The task:
A verbatim copy of the records is required, with all pictures left out.

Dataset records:
## START

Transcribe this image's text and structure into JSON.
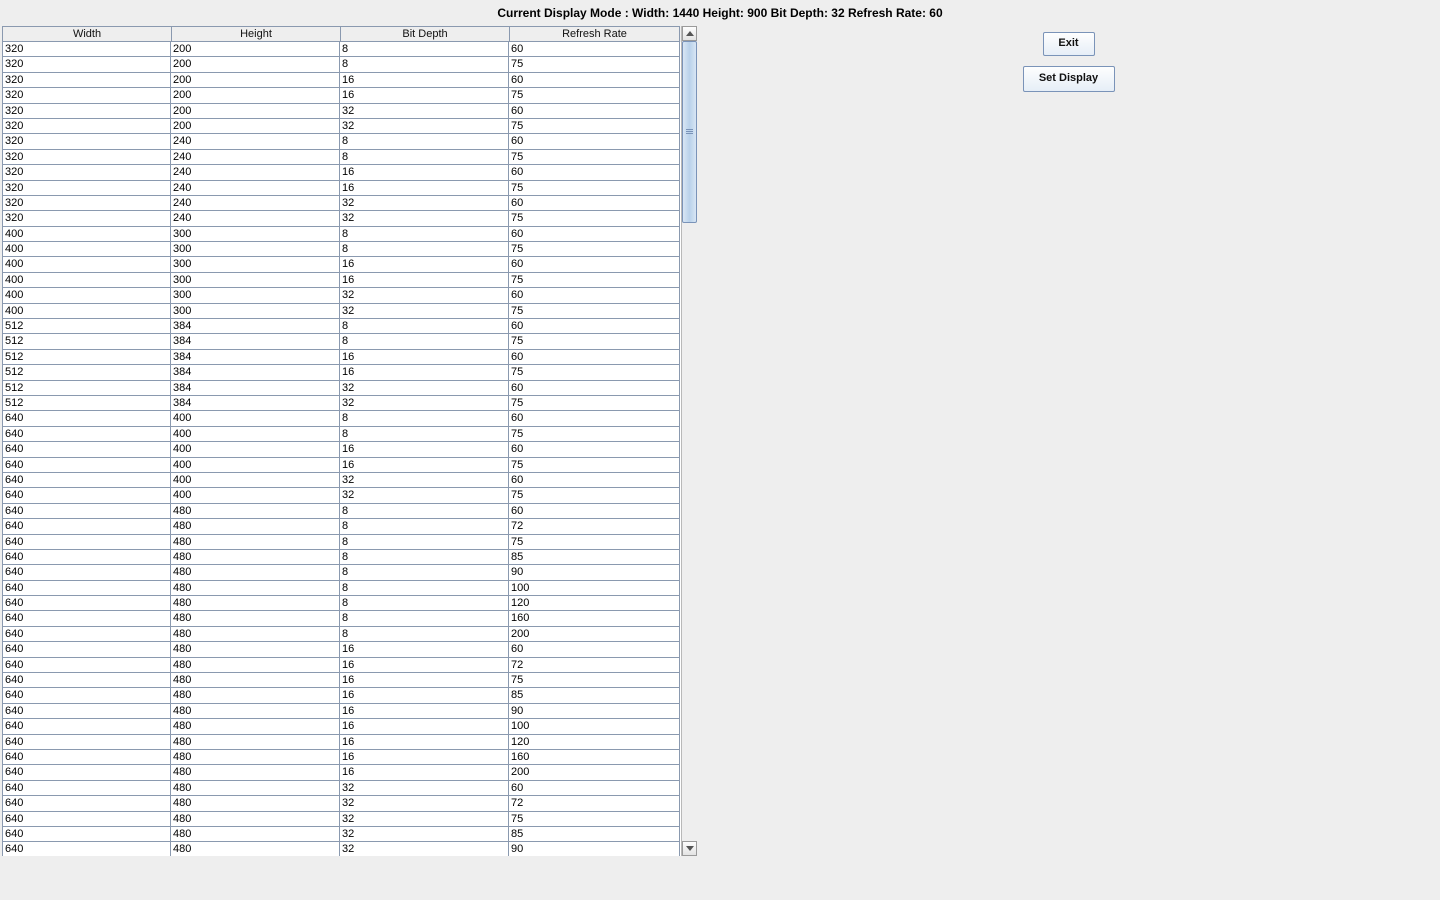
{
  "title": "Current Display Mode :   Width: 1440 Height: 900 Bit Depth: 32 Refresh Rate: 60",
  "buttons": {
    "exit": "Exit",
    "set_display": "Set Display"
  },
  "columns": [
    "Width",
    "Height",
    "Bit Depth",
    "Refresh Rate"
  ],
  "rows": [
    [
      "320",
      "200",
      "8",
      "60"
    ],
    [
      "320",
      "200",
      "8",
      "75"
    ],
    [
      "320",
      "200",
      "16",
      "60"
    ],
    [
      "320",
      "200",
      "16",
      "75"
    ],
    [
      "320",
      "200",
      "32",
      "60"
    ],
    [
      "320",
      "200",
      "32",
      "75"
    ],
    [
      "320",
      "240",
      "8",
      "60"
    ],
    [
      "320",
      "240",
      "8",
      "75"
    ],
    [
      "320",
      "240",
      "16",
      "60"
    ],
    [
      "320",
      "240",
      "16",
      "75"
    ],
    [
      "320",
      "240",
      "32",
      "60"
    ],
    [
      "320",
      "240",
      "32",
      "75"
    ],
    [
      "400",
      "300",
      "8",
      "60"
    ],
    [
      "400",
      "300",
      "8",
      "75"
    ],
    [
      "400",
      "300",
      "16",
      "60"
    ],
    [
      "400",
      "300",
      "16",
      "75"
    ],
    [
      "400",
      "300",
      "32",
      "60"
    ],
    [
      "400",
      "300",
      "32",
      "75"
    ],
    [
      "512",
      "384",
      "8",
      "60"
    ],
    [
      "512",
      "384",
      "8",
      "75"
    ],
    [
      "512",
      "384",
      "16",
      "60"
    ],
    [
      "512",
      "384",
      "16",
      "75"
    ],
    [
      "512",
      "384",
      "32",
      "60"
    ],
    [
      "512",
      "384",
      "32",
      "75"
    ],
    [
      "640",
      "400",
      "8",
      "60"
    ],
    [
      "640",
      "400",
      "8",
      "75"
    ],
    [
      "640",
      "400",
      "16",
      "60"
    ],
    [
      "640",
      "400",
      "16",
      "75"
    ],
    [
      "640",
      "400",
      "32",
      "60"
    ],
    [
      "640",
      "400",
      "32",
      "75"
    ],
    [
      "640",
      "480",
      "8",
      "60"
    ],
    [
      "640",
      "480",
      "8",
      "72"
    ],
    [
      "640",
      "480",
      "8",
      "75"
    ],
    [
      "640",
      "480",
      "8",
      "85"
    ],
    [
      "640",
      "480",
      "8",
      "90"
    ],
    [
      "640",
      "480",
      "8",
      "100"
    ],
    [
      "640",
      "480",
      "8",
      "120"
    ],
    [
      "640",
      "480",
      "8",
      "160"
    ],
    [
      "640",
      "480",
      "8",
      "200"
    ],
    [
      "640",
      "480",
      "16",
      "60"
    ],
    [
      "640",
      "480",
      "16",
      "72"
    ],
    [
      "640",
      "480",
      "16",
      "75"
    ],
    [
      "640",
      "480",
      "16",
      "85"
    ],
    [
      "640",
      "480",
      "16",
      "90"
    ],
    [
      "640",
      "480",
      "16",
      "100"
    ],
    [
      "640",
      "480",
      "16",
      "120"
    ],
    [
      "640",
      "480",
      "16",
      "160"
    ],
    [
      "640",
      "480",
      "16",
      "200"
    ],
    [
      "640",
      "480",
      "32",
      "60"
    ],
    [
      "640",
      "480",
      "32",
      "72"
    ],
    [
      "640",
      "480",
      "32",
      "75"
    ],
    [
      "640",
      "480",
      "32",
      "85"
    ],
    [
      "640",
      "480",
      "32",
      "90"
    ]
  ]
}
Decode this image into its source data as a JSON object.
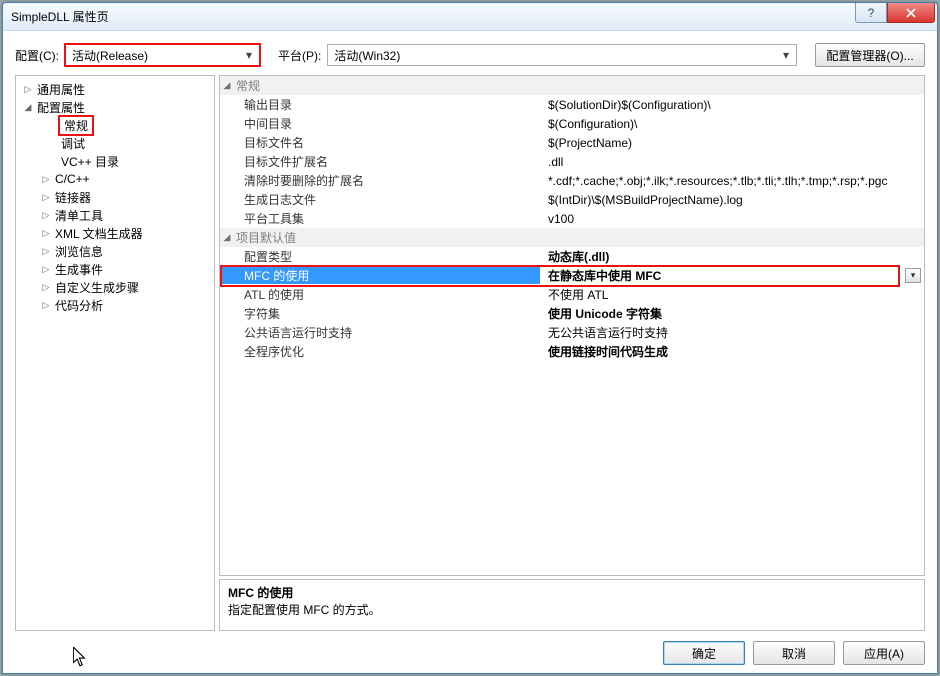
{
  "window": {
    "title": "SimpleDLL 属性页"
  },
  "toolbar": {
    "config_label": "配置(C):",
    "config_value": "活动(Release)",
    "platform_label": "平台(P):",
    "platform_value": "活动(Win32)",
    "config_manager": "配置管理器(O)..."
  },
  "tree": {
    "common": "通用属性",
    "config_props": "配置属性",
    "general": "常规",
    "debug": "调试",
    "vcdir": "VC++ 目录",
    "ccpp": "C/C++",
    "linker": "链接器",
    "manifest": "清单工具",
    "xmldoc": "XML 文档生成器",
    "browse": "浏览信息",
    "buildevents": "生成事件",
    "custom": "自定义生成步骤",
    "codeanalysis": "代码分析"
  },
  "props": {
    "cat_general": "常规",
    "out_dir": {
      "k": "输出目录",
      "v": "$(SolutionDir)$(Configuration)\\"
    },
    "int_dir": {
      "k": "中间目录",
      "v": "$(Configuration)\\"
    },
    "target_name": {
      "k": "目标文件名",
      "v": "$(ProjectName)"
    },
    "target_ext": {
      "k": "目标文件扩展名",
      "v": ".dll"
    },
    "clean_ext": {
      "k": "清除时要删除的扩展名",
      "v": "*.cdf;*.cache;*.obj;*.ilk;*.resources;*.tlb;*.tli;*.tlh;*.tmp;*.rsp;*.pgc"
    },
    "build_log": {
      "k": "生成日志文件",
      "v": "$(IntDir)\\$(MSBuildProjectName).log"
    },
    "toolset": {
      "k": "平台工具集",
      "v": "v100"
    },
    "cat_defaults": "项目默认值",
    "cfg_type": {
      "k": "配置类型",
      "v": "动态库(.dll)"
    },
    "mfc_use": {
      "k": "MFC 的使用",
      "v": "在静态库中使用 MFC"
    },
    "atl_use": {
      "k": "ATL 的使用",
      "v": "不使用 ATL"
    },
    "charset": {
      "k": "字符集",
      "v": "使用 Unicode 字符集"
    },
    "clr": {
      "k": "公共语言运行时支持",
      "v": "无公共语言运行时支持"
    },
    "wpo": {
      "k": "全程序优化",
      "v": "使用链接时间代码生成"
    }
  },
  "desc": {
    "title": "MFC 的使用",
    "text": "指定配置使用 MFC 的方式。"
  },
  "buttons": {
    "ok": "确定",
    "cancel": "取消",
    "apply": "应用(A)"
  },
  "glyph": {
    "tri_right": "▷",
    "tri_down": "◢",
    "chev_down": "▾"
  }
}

## END

Response to the exercise:
Transcribe this image's text and structure into JSON.
{
  "title": "Current Display Mode :   Width: 1440 Height: 900 Bit Depth: 32 Refresh Rate: 60",
  "buttons": {
    "exit": "Exit",
    "set_display": "Set Display"
  },
  "columns": [
    "Width",
    "Height",
    "Bit Depth",
    "Refresh Rate"
  ],
  "rows": [
    [
      "320",
      "200",
      "8",
      "60"
    ],
    [
      "320",
      "200",
      "8",
      "75"
    ],
    [
      "320",
      "200",
      "16",
      "60"
    ],
    [
      "320",
      "200",
      "16",
      "75"
    ],
    [
      "320",
      "200",
      "32",
      "60"
    ],
    [
      "320",
      "200",
      "32",
      "75"
    ],
    [
      "320",
      "240",
      "8",
      "60"
    ],
    [
      "320",
      "240",
      "8",
      "75"
    ],
    [
      "320",
      "240",
      "16",
      "60"
    ],
    [
      "320",
      "240",
      "16",
      "75"
    ],
    [
      "320",
      "240",
      "32",
      "60"
    ],
    [
      "320",
      "240",
      "32",
      "75"
    ],
    [
      "400",
      "300",
      "8",
      "60"
    ],
    [
      "400",
      "300",
      "8",
      "75"
    ],
    [
      "400",
      "300",
      "16",
      "60"
    ],
    [
      "400",
      "300",
      "16",
      "75"
    ],
    [
      "400",
      "300",
      "32",
      "60"
    ],
    [
      "400",
      "300",
      "32",
      "75"
    ],
    [
      "512",
      "384",
      "8",
      "60"
    ],
    [
      "512",
      "384",
      "8",
      "75"
    ],
    [
      "512",
      "384",
      "16",
      "60"
    ],
    [
      "512",
      "384",
      "16",
      "75"
    ],
    [
      "512",
      "384",
      "32",
      "60"
    ],
    [
      "512",
      "384",
      "32",
      "75"
    ],
    [
      "640",
      "400",
      "8",
      "60"
    ],
    [
      "640",
      "400",
      "8",
      "75"
    ],
    [
      "640",
      "400",
      "16",
      "60"
    ],
    [
      "640",
      "400",
      "16",
      "75"
    ],
    [
      "640",
      "400",
      "32",
      "60"
    ],
    [
      "640",
      "400",
      "32",
      "75"
    ],
    [
      "640",
      "480",
      "8",
      "60"
    ],
    [
      "640",
      "480",
      "8",
      "72"
    ],
    [
      "640",
      "480",
      "8",
      "75"
    ],
    [
      "640",
      "480",
      "8",
      "85"
    ],
    [
      "640",
      "480",
      "8",
      "90"
    ],
    [
      "640",
      "480",
      "8",
      "100"
    ],
    [
      "640",
      "480",
      "8",
      "120"
    ],
    [
      "640",
      "480",
      "8",
      "160"
    ],
    [
      "640",
      "480",
      "8",
      "200"
    ],
    [
      "640",
      "480",
      "16",
      "60"
    ],
    [
      "640",
      "480",
      "16",
      "72"
    ],
    [
      "640",
      "480",
      "16",
      "75"
    ],
    [
      "640",
      "480",
      "16",
      "85"
    ],
    [
      "640",
      "480",
      "16",
      "90"
    ],
    [
      "640",
      "480",
      "16",
      "100"
    ],
    [
      "640",
      "480",
      "16",
      "120"
    ],
    [
      "640",
      "480",
      "16",
      "160"
    ],
    [
      "640",
      "480",
      "16",
      "200"
    ],
    [
      "640",
      "480",
      "32",
      "60"
    ],
    [
      "640",
      "480",
      "32",
      "72"
    ],
    [
      "640",
      "480",
      "32",
      "75"
    ],
    [
      "640",
      "480",
      "32",
      "85"
    ],
    [
      "640",
      "480",
      "32",
      "90"
    ]
  ]
}
Decode this image into its source data as a JSON object.
{
  "window": {
    "title": "SimpleDLL 属性页"
  },
  "toolbar": {
    "config_label": "配置(C):",
    "config_value": "活动(Release)",
    "platform_label": "平台(P):",
    "platform_value": "活动(Win32)",
    "config_manager": "配置管理器(O)..."
  },
  "tree": {
    "common": "通用属性",
    "config_props": "配置属性",
    "general": "常规",
    "debug": "调试",
    "vcdir": "VC++ 目录",
    "ccpp": "C/C++",
    "linker": "链接器",
    "manifest": "清单工具",
    "xmldoc": "XML 文档生成器",
    "browse": "浏览信息",
    "buildevents": "生成事件",
    "custom": "自定义生成步骤",
    "codeanalysis": "代码分析"
  },
  "props": {
    "cat_general": "常规",
    "out_dir": {
      "k": "输出目录",
      "v": "$(SolutionDir)$(Configuration)\\"
    },
    "int_dir": {
      "k": "中间目录",
      "v": "$(Configuration)\\"
    },
    "target_name": {
      "k": "目标文件名",
      "v": "$(ProjectName)"
    },
    "target_ext": {
      "k": "目标文件扩展名",
      "v": ".dll"
    },
    "clean_ext": {
      "k": "清除时要删除的扩展名",
      "v": "*.cdf;*.cache;*.obj;*.ilk;*.resources;*.tlb;*.tli;*.tlh;*.tmp;*.rsp;*.pgc"
    },
    "build_log": {
      "k": "生成日志文件",
      "v": "$(IntDir)\\$(MSBuildProjectName).log"
    },
    "toolset": {
      "k": "平台工具集",
      "v": "v100"
    },
    "cat_defaults": "项目默认值",
    "cfg_type": {
      "k": "配置类型",
      "v": "动态库(.dll)"
    },
    "mfc_use": {
      "k": "MFC 的使用",
      "v": "在静态库中使用 MFC"
    },
    "atl_use": {
      "k": "ATL 的使用",
      "v": "不使用 ATL"
    },
    "charset": {
      "k": "字符集",
      "v": "使用 Unicode 字符集"
    },
    "clr": {
      "k": "公共语言运行时支持",
      "v": "无公共语言运行时支持"
    },
    "wpo": {
      "k": "全程序优化",
      "v": "使用链接时间代码生成"
    }
  },
  "desc": {
    "title": "MFC 的使用",
    "text": "指定配置使用 MFC 的方式。"
  },
  "buttons": {
    "ok": "确定",
    "cancel": "取消",
    "apply": "应用(A)"
  },
  "glyph": {
    "tri_right": "▷",
    "tri_down": "◢",
    "chev_down": "▾"
  }
}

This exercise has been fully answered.